** START OF Dataset rows **
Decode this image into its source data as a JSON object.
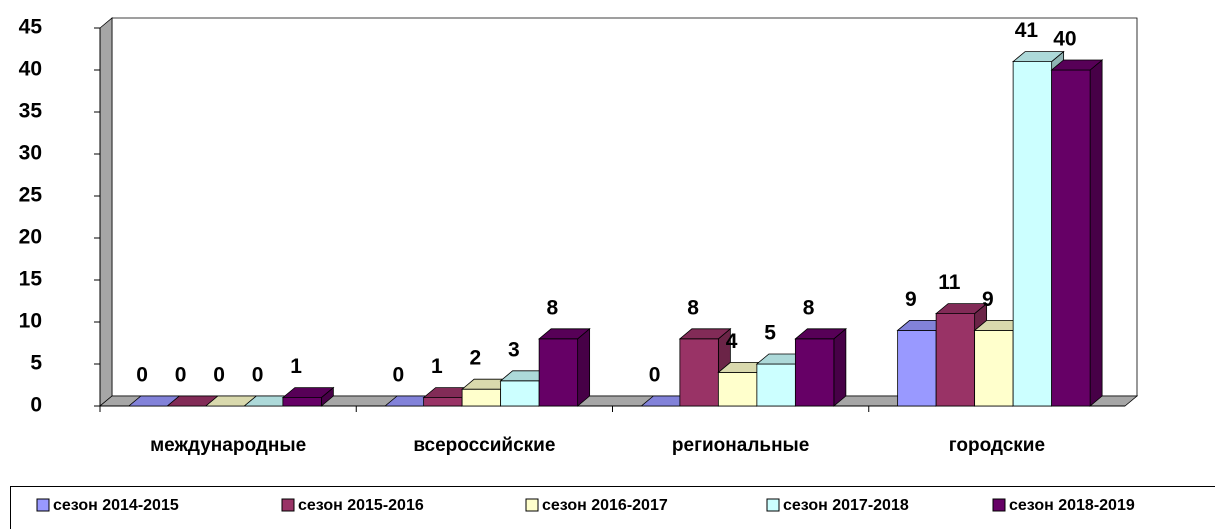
{
  "chart_data": {
    "type": "bar",
    "categories": [
      "международные",
      "всероссийские",
      "региональные",
      "городские"
    ],
    "series": [
      {
        "name": "сезон 2014-2015",
        "color": "#9999ff",
        "values": [
          0,
          0,
          0,
          9
        ]
      },
      {
        "name": "сезон 2015-2016",
        "color": "#993366",
        "values": [
          0,
          1,
          8,
          11
        ]
      },
      {
        "name": "сезон 2016-2017",
        "color": "#ffffcc",
        "values": [
          0,
          2,
          4,
          9
        ]
      },
      {
        "name": "сезон 2017-2018",
        "color": "#ccffff",
        "values": [
          0,
          3,
          5,
          41
        ]
      },
      {
        "name": "сезон 2018-2019",
        "color": "#660066",
        "values": [
          1,
          8,
          8,
          40
        ]
      }
    ],
    "ylim": [
      0,
      45
    ],
    "yticks": [
      0,
      5,
      10,
      15,
      20,
      25,
      30,
      35,
      40,
      45
    ],
    "legend": "bottom",
    "three_d": true
  }
}
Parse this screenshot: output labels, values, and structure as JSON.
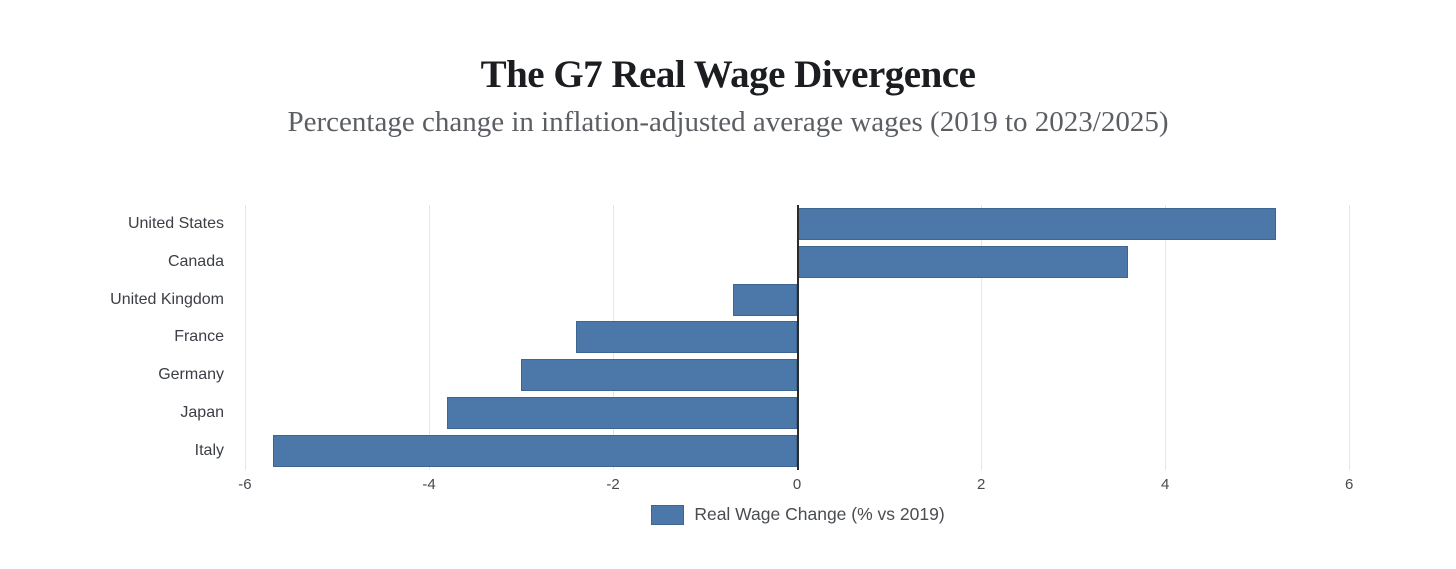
{
  "chart_data": {
    "type": "bar",
    "orientation": "horizontal",
    "title": "The G7 Real Wage Divergence",
    "subtitle": "Percentage change in inflation-adjusted average wages (2019 to 2023/2025)",
    "categories": [
      "United States",
      "Canada",
      "United Kingdom",
      "France",
      "Germany",
      "Japan",
      "Italy"
    ],
    "values": [
      5.2,
      3.6,
      -0.7,
      -2.4,
      -3.0,
      -3.8,
      -5.7
    ],
    "legend": {
      "label": "Real Wage Change (% vs 2019)",
      "position": "bottom"
    },
    "xlabel": "",
    "ylabel": "",
    "xticks": [
      -6,
      -4,
      -2,
      0,
      2,
      4,
      6
    ],
    "xtick_labels": [
      "-6",
      "-4",
      "-2",
      "0",
      "2",
      "4",
      "6"
    ],
    "xlim": [
      -6.13,
      6.15
    ],
    "grid": true,
    "colors": {
      "bar": "#4b78a8",
      "bar_border": "#3d6792",
      "zero_line": "#2b2b2b",
      "gridline": "#e6e6e6",
      "title_text": "#1b1d20",
      "subtitle_text": "#5b5e63",
      "axis_text": "#46494e",
      "category_text": "#3b3e44",
      "legend_text": "#494c50",
      "background": "#ffffff"
    }
  }
}
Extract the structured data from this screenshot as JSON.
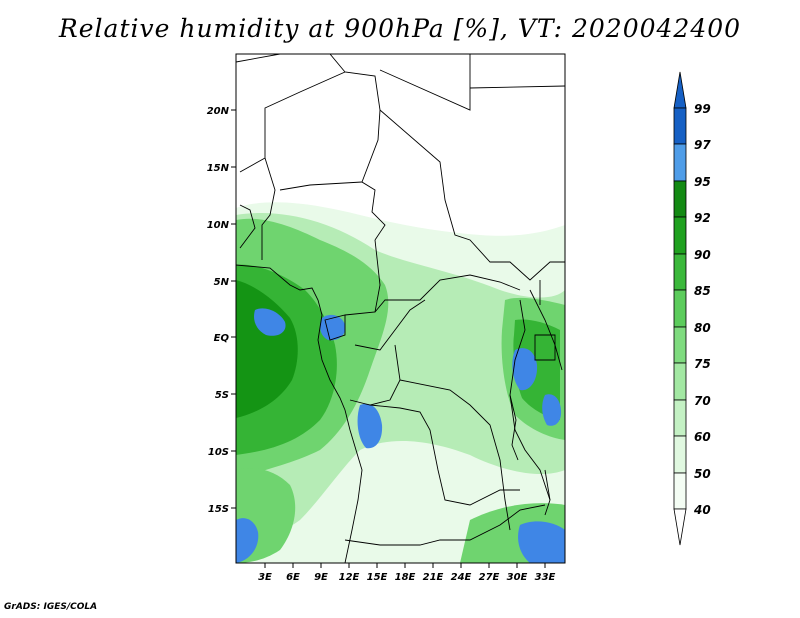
{
  "title": "Relative humidity at 900hPa [%], VT: 2020042400",
  "credit": "GrADS: IGES/COLA",
  "latitude_ticks": [
    "20N",
    "15N",
    "10N",
    "5N",
    "EQ",
    "5S",
    "10S",
    "15S"
  ],
  "longitude_ticks": [
    "3E",
    "6E",
    "9E",
    "12E",
    "15E",
    "18E",
    "21E",
    "24E",
    "27E",
    "30E",
    "33E"
  ],
  "colorbar": {
    "labels": [
      "99",
      "97",
      "95",
      "92",
      "90",
      "85",
      "80",
      "75",
      "70",
      "60",
      "50",
      "40"
    ],
    "colors": [
      "#1660c4",
      "#2a7ee0",
      "#4f9de8",
      "#138a13",
      "#1fa11f",
      "#3bb83b",
      "#5ccc5c",
      "#7fdb7f",
      "#a3e8a3",
      "#c4f1c4",
      "#e0f8e0",
      "#f4fdf4"
    ]
  },
  "palette": {
    "dry": "#ffffff",
    "light": "#e9fae9",
    "medium": "#b6ecb6",
    "green": "#6fd46f",
    "dark_green": "#35b435",
    "deep_green": "#149414",
    "blue": "#3f86e6"
  }
}
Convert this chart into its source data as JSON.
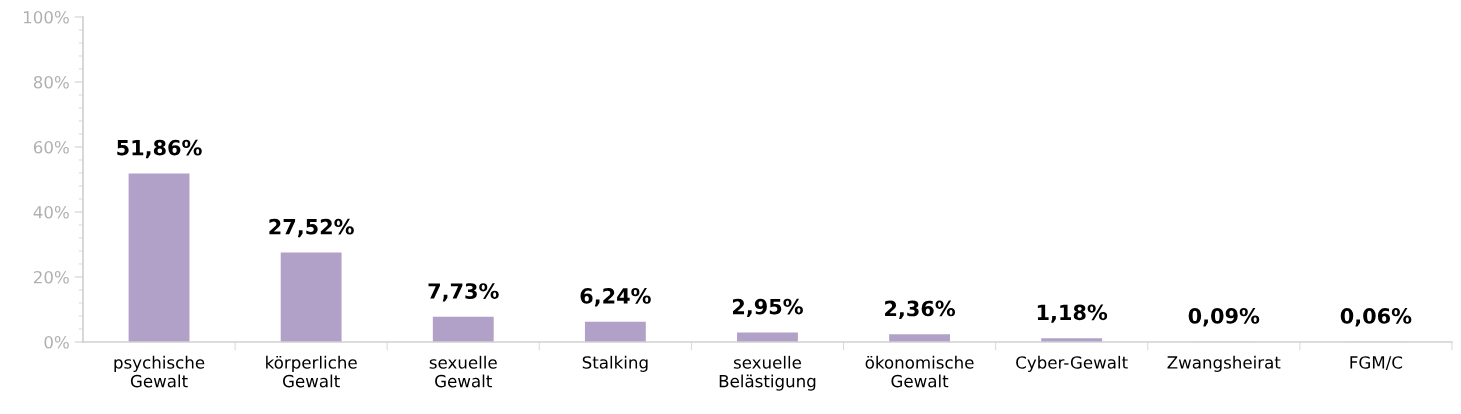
{
  "chart_data": {
    "type": "bar",
    "categories": [
      "psychische\nGewalt",
      "körperliche\nGewalt",
      "sexuelle\nGewalt",
      "Stalking",
      "sexuelle\nBelästigung",
      "ökonomische\nGewalt",
      "Cyber-Gewalt",
      "Zwangsheirat",
      "FGM/C"
    ],
    "values": [
      51.86,
      27.52,
      7.73,
      6.24,
      2.95,
      2.36,
      1.18,
      0.09,
      0.06
    ],
    "value_labels": [
      "51,86%",
      "27,52%",
      "7,73%",
      "6,24%",
      "2,95%",
      "2,36%",
      "1,18%",
      "0,09%",
      "0,06%"
    ],
    "color": "#b1a0c7",
    "ylim": [
      0,
      100
    ],
    "yticks": [
      {
        "value": 0,
        "label": "0%"
      },
      {
        "value": 20,
        "label": "20%"
      },
      {
        "value": 40,
        "label": "40%"
      },
      {
        "value": 60,
        "label": "60%"
      },
      {
        "value": 80,
        "label": "80%"
      },
      {
        "value": 100,
        "label": "100%"
      }
    ],
    "grid": false,
    "legend": false
  }
}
** END OF Dataset rows **
__Your objective__. Copy and report every line where the word "into" is present.

__Answer to this task__.
Decode this image into its source data as a JSON object.
Convert this chart into its source data as JSON.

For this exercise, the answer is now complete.